* Start *

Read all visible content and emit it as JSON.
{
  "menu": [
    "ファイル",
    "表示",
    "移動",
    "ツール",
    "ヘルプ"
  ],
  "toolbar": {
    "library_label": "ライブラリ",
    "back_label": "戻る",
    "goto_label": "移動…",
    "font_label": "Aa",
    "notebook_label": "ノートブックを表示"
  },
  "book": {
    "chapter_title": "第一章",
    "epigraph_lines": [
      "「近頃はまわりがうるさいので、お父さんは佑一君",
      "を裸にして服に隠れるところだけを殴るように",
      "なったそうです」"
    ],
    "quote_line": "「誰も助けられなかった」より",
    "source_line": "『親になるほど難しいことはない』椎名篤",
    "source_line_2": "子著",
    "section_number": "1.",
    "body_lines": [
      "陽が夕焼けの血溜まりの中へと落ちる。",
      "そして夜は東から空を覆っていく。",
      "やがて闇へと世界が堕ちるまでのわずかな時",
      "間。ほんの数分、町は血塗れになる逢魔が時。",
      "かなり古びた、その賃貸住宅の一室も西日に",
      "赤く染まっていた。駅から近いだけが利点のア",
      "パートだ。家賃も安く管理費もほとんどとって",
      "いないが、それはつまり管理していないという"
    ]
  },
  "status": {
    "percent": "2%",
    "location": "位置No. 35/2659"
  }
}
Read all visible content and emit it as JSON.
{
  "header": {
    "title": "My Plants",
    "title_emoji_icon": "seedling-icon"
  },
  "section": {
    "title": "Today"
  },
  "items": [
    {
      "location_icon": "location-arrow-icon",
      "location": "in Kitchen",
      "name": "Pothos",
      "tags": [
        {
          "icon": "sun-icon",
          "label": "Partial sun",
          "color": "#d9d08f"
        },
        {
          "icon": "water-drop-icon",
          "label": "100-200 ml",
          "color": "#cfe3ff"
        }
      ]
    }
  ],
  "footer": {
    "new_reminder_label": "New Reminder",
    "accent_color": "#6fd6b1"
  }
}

* End *

Write the listing out again, exactly as shown above.

### WORKED SOLUTION
Read all visible content and emit it as JSON.
{
  "menu": [
    "ファイル",
    "表示",
    "移動",
    "ツール",
    "ヘルプ"
  ],
  "toolbar": {
    "library_label": "ライブラリ",
    "back_label": "戻る",
    "goto_label": "移動…",
    "font_label": "Aa",
    "notebook_label": "ノートブックを表示"
  },
  "book": {
    "chapter_title": "第一章",
    "epigraph_lines": [
      "「近頃はまわりがうるさいので、お父さんは佑一君",
      "を裸にして服に隠れるところだけを殴るように",
      "なったそうです」"
    ],
    "quote_line": "「誰も助けられなかった」より",
    "source_line": "『親になるほど難しいことはない』椎名篤",
    "source_line_2": "子著",
    "section_number": "1.",
    "body_lines": [
      "陽が夕焼けの血溜まりの中へと落ちる。",
      "そして夜は東から空を覆っていく。",
      "やがて闇へと世界が堕ちるまでのわずかな時",
      "間。ほんの数分、町は血塗れになる逢魔が時。",
      "かなり古びた、その賃貸住宅の一室も西日に",
      "赤く染まっていた。駅から近いだけが利点のア",
      "パートだ。家賃も安く管理費もほとんどとって",
      "いないが、それはつまり管理していないという"
    ]
  },
  "status": {
    "percent": "2%",
    "location": "位置No. 35/2659"
  }
}
Read all visible content and emit it as JSON.
{
  "header": {
    "title": "My Plants",
    "title_emoji_icon": "seedling-icon"
  },
  "section": {
    "title": "Today"
  },
  "items": [
    {
      "location_icon": "location-arrow-icon",
      "location": "in Kitchen",
      "name": "Pothos",
      "tags": [
        {
          "icon": "sun-icon",
          "label": "Partial sun",
          "color": "#d9d08f"
        },
        {
          "icon": "water-drop-icon",
          "label": "100-200 ml",
          "color": "#cfe3ff"
        }
      ]
    }
  ],
  "footer": {
    "new_reminder_label": "New Reminder",
    "accent_color": "#6fd6b1"
  }
}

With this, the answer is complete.